§ Work required
Could you copy everything from "The original design" down to "require further research." in the passage on the high-oblique sagittal osteotomy below, word for word?

§ Text segment
--- START ---

As aforementioned, after bone healing, the borders of the ascending ramus of the mandible are remodeled (Fig. 5). Previous studies have reported that bone remodeling after a BSSO induces changes to the soft tissue [20]. To date, no such study has been performed regarding the HOSO. Despite the available literature, further studies are necessary to establish guidelines regarding the maximum sagittal movements, risk of plate removal, and the impact of bone remodeling after a HOSO on the facial profile.

Fig. 5
figure 5

Mandibular ramus remodeling after a high-oblique split osteotomy (HOSO). Post-operative image (3D reconstruction) 8 months posterior to the removal of a dedicated ramus plate

Conclusion

The original design of the high-oblique sagittal osteotomy (HOSO) was described more than 90 years ago. Nevertheless, this design of osteotomy is not considered by many surgeons as an alternative for treating patients. In fact, in the literature, little information can be found regarding the HOSO. The rate of complications in the HOSO is shown to be comparable to the rate of complications from the BSSO reported in the literature. Moreover, the use of the ramus dedicated plate appears to provide enough stability to the bone segments, making the surgery safer. However, other factors (i.e., the correct time of plate removal after bone healing, bone remodeling, and its impact on the facial profile) require further research.

--- END ---

§ Dataset excerpts
--- START ---

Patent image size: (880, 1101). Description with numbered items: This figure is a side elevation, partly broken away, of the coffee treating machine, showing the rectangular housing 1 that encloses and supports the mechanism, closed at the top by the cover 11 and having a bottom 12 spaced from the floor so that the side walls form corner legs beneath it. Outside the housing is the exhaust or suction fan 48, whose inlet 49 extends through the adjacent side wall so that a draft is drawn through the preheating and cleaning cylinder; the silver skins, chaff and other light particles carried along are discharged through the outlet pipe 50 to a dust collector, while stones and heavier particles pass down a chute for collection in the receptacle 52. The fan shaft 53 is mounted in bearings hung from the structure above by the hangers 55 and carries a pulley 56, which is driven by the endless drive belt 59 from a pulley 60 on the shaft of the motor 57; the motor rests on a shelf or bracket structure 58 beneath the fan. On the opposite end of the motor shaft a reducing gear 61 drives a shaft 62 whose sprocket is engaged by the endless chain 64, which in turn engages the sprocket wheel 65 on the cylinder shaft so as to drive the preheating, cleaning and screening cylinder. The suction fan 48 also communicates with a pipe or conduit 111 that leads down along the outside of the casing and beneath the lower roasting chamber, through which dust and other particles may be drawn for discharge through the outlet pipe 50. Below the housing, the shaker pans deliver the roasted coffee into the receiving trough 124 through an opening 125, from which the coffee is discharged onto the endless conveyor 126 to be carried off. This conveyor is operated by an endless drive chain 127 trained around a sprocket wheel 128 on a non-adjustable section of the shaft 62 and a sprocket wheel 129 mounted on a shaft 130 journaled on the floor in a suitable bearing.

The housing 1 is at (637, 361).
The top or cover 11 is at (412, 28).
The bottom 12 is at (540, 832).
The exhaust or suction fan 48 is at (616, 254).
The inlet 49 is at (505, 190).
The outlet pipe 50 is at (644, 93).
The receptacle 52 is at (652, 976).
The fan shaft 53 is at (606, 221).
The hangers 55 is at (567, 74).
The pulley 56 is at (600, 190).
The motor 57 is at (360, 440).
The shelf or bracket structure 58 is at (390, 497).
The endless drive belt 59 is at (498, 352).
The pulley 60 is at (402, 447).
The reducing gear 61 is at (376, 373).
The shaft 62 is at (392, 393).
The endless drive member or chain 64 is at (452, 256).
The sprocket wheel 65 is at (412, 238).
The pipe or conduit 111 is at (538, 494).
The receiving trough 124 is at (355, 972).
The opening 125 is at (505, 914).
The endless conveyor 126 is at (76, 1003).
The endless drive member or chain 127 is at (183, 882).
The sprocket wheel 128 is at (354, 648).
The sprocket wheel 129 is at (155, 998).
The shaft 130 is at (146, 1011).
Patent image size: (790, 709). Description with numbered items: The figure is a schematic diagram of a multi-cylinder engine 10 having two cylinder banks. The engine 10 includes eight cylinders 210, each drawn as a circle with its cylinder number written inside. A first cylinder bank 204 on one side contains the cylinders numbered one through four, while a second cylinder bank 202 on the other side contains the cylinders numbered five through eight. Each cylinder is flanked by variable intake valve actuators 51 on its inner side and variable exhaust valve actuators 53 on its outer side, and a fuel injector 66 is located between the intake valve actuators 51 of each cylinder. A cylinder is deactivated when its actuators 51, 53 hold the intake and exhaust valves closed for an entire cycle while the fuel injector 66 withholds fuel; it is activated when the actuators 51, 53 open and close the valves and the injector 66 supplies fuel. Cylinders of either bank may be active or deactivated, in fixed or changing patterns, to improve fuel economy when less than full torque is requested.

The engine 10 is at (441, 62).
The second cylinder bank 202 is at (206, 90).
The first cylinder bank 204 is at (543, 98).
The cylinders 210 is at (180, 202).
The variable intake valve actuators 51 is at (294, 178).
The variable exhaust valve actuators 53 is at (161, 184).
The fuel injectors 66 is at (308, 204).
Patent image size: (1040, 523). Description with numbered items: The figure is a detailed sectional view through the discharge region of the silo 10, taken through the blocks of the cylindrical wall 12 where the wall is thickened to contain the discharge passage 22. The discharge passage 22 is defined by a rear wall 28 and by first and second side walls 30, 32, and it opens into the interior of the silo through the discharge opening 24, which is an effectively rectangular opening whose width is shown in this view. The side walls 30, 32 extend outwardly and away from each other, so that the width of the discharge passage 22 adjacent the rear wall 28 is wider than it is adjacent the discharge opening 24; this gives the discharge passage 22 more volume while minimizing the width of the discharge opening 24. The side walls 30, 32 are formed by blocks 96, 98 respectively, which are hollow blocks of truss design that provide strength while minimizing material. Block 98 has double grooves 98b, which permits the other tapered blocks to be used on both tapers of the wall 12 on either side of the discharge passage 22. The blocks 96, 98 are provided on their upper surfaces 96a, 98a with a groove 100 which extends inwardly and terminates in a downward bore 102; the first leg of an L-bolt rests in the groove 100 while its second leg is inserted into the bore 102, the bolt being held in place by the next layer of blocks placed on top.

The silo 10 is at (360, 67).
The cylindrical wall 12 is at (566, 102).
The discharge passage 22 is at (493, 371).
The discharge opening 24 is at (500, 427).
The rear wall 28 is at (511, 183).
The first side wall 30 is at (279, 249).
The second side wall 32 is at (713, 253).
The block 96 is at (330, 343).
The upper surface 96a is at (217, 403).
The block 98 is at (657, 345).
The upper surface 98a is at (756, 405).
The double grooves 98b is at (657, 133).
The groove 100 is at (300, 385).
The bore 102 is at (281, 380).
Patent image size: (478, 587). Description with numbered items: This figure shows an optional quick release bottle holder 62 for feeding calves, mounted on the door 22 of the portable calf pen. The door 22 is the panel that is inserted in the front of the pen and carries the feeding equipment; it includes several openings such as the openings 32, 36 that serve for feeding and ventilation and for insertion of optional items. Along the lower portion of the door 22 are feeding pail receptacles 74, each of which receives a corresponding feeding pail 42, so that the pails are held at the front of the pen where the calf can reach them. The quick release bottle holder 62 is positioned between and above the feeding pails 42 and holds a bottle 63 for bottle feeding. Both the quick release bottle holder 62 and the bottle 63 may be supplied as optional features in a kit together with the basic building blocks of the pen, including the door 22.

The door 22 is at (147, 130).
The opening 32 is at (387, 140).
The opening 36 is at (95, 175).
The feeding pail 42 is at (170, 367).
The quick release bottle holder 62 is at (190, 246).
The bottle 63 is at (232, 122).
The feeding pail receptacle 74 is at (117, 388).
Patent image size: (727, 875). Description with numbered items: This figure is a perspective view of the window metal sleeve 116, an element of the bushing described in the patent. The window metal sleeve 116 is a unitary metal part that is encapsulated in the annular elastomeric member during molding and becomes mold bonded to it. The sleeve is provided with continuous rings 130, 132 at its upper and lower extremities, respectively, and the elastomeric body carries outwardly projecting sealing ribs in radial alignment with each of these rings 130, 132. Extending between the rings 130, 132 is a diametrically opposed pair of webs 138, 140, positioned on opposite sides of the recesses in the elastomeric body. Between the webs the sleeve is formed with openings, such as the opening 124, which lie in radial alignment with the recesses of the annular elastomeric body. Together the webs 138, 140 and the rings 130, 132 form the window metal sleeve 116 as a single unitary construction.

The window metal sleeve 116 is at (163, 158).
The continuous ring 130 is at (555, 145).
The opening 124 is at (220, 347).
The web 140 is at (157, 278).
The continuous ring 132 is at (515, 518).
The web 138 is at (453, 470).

--- END ---

§ Task solution
The original design of the high-oblique sagittal osteotomy (HOSO) was described more than 90 years ago. Nevertheless, this design of osteotomy is not considered by many surgeons as an alternative for treating patients. In fact, in the literature, little information can be found regarding the HOSO. The rate of complications in the HOSO is shown to be comparable to the rate of complications from the BSSO reported in the literature. Moreover, the use of the ramus dedicated plate appears to provide enough stability to the bone segments, making the surgery safer. However, other factors (i.e., the correct time of plate removal after bone healing, bone remodeling, and its impact on the facial profile) require further research.